* _WHAT THIS TASK INVOLVES_
Where a line in the listing below contains the word "name", copy that line.

------------------------

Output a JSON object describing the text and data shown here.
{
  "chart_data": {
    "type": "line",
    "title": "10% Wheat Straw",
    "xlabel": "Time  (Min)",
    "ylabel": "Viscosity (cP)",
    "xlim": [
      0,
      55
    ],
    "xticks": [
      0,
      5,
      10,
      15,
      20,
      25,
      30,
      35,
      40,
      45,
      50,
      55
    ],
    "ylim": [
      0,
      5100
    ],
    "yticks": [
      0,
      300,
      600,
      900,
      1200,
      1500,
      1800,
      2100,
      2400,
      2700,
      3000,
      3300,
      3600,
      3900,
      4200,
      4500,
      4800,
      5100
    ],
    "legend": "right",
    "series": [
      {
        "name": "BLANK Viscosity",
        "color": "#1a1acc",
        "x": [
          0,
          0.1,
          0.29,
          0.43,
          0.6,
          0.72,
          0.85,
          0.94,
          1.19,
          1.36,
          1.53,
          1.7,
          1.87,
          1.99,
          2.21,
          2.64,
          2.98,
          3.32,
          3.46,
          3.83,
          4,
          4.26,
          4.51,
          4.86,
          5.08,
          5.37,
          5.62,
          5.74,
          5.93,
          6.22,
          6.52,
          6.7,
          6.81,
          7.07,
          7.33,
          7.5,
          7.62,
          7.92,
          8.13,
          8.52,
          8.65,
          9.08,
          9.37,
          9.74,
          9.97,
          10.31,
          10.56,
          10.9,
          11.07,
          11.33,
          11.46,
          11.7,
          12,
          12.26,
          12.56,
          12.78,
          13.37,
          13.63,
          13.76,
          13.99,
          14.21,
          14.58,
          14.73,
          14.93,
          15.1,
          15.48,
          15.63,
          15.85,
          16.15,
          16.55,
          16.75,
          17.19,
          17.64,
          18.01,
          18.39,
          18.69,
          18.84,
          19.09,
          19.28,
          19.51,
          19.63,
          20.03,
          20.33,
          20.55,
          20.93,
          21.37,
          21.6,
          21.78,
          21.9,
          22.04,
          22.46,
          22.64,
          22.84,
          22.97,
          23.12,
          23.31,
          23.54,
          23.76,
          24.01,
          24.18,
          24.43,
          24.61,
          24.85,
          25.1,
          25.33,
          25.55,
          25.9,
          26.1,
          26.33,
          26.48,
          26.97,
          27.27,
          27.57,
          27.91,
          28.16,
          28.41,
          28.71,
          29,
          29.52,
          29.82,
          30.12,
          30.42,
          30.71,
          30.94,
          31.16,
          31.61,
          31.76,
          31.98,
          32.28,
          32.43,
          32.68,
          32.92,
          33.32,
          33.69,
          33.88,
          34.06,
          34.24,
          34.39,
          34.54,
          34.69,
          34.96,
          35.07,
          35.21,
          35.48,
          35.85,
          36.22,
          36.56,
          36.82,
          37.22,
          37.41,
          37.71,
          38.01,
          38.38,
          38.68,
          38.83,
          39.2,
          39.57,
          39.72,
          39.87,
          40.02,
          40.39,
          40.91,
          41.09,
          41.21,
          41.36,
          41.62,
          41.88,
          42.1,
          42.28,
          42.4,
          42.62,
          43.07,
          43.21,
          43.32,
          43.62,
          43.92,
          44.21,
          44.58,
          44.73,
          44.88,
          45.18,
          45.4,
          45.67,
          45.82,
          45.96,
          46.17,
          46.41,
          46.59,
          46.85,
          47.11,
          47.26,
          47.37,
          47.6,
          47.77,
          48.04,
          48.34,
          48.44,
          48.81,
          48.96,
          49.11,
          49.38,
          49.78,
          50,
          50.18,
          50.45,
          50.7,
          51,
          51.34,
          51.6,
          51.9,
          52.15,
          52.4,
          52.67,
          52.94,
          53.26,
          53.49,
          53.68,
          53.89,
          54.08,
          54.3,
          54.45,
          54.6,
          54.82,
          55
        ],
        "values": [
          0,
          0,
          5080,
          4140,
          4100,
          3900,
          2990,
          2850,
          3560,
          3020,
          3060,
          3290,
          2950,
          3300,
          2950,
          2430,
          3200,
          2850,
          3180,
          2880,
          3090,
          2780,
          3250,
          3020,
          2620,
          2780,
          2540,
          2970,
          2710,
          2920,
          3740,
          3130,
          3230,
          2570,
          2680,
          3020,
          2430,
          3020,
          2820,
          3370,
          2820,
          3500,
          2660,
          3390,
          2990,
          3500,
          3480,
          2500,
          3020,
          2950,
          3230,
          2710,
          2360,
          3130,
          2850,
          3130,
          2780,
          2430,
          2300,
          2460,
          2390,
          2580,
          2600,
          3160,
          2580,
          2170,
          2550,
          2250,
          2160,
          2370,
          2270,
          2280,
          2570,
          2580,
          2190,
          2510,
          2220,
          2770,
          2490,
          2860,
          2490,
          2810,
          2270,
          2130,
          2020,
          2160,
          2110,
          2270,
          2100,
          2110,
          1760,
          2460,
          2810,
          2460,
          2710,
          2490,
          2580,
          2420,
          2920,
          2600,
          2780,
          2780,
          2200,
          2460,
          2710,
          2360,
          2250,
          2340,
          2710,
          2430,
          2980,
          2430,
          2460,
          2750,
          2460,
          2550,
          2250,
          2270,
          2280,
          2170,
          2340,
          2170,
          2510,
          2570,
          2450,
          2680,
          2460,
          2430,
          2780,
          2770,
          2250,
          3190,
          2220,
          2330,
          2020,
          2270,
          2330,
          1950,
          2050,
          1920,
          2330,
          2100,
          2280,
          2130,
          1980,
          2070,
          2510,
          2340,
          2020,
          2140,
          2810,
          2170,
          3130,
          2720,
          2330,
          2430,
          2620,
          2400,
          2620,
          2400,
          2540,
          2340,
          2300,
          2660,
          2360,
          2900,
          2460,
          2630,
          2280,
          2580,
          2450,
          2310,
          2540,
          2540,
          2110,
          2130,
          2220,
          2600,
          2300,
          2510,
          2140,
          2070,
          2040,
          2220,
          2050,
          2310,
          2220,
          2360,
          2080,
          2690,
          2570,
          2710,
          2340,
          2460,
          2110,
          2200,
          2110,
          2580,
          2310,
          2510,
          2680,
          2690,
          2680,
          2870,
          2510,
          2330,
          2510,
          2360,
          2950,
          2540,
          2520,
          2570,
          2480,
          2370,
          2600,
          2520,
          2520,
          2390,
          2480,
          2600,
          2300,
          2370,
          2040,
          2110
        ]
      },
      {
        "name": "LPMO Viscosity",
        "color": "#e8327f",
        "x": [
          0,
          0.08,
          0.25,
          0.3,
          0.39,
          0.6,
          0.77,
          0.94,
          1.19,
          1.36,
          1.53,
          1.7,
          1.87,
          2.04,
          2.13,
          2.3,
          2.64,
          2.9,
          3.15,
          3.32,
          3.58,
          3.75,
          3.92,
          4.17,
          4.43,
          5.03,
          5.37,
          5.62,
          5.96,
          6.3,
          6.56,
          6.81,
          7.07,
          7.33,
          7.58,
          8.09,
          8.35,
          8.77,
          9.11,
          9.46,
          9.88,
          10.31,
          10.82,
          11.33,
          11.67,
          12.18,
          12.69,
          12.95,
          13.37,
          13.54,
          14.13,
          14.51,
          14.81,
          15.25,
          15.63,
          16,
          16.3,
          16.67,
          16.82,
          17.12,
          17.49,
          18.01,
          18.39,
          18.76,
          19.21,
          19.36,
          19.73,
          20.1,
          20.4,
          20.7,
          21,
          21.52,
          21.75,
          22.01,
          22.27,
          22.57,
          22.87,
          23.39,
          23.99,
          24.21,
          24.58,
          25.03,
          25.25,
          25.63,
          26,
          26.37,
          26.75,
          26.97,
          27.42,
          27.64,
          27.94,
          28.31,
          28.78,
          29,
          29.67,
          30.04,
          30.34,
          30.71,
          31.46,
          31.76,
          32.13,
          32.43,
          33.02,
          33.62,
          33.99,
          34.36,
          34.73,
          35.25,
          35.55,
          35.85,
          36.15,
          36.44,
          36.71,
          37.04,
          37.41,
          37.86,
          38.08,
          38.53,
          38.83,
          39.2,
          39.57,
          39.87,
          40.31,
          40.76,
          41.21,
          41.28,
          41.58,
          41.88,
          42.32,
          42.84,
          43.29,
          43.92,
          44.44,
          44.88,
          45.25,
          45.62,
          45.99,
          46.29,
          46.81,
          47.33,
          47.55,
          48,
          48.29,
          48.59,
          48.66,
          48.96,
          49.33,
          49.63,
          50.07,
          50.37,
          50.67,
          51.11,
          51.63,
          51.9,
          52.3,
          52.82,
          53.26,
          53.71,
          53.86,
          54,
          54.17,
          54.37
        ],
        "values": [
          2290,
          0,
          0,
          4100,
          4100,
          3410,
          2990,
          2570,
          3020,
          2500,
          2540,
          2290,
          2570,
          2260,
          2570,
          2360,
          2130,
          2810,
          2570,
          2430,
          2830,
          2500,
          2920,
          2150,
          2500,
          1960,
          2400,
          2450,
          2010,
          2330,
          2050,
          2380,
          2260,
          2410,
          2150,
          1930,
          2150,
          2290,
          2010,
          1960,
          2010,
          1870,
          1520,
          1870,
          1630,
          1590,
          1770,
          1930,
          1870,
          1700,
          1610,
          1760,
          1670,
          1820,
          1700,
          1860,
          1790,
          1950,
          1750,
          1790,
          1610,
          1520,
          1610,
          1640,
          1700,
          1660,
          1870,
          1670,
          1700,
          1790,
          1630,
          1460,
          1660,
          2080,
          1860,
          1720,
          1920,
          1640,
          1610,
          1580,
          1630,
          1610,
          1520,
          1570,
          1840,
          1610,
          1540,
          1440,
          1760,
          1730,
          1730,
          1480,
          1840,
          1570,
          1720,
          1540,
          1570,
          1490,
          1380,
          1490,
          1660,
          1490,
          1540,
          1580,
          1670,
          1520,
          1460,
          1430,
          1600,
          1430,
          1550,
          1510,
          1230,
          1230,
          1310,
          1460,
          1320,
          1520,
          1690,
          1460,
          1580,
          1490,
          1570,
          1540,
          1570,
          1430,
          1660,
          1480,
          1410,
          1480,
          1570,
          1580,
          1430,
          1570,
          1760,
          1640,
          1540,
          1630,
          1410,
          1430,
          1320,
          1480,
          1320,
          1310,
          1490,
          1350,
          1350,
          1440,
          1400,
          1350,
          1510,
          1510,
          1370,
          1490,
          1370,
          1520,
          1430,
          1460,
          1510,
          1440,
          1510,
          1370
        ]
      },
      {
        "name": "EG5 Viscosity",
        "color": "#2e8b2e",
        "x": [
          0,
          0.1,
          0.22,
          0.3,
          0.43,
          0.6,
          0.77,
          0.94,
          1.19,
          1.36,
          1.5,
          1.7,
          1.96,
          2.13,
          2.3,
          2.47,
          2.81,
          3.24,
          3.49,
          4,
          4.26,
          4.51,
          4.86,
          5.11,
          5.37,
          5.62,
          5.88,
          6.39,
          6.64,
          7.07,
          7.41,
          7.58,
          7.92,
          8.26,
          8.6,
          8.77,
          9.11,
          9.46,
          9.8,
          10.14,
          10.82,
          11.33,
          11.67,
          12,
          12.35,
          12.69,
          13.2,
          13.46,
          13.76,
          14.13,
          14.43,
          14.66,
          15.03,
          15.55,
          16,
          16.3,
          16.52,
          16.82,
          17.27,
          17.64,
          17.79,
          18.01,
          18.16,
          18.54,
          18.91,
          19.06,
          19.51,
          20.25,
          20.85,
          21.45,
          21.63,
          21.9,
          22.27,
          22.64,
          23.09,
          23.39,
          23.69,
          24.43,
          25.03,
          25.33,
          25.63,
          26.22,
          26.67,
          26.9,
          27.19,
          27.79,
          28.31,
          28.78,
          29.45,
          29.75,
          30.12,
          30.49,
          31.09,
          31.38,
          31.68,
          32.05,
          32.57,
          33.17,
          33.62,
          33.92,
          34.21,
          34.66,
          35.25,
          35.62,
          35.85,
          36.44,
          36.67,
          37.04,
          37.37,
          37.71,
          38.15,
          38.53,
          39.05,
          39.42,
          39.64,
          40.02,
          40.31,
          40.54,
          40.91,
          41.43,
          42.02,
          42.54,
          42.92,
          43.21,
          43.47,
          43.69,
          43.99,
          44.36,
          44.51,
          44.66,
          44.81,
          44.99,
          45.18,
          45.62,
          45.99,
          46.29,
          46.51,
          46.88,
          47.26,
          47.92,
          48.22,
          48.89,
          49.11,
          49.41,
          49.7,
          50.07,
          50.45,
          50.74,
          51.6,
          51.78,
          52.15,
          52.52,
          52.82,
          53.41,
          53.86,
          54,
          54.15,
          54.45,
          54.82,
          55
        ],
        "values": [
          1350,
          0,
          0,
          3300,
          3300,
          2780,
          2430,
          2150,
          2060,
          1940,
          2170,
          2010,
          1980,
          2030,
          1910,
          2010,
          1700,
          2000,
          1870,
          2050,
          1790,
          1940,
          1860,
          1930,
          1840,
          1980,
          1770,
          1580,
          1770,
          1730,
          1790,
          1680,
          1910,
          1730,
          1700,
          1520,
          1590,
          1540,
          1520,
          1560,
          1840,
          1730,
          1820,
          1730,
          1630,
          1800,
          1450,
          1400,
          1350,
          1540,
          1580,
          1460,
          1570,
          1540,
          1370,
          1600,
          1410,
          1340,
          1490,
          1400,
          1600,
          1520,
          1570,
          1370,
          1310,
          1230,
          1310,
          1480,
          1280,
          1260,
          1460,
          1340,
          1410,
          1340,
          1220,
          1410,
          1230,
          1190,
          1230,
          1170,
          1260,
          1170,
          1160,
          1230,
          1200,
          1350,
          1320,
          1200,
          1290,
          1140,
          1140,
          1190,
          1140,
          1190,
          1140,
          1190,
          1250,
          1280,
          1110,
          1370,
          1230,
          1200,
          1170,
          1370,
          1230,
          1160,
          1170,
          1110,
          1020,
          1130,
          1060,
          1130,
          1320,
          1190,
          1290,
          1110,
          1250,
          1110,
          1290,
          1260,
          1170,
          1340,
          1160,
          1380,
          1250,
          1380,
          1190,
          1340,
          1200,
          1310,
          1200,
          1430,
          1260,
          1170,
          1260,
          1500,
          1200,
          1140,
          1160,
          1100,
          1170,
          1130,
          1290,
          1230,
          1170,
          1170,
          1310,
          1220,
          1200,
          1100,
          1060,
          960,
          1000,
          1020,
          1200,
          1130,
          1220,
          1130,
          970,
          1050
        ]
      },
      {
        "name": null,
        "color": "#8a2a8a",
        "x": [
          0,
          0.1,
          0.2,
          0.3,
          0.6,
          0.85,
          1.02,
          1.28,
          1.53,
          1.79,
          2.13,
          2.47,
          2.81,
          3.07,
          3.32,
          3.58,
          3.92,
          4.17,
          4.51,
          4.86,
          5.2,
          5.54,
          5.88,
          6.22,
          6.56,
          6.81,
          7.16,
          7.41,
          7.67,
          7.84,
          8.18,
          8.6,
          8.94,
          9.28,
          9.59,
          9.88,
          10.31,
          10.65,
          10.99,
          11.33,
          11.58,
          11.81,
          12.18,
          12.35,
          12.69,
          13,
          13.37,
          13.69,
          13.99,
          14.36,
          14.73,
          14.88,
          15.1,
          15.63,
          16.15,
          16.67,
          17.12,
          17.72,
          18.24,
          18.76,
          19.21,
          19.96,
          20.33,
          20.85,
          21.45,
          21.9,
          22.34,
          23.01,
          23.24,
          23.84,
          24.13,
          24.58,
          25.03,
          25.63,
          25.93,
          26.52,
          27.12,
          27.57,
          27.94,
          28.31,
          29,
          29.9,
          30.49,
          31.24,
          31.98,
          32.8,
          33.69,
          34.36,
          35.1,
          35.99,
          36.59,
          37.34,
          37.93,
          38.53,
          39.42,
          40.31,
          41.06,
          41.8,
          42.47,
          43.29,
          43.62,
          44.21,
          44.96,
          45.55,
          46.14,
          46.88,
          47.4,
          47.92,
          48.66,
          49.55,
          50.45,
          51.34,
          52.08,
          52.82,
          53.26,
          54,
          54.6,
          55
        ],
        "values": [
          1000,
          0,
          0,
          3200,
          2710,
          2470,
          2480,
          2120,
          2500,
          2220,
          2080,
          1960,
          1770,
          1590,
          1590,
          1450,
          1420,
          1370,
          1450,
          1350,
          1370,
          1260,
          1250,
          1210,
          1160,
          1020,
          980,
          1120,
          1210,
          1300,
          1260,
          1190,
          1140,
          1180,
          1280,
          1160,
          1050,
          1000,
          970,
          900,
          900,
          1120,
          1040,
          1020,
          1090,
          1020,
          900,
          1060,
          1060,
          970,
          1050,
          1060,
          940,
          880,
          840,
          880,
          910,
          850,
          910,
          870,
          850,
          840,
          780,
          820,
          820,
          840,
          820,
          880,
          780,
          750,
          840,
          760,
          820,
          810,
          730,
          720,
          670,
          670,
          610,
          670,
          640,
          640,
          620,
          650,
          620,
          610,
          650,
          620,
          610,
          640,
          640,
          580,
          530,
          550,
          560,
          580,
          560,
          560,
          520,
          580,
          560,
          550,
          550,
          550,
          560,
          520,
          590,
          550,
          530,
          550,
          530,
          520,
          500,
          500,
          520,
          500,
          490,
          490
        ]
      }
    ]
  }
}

------------------------

* _PROBLEM SOLUTION_
        "name": "BLANK Viscosity",
        "name": "LPMO Viscosity",
        "name": "EG5 Viscosity",
        "name": null,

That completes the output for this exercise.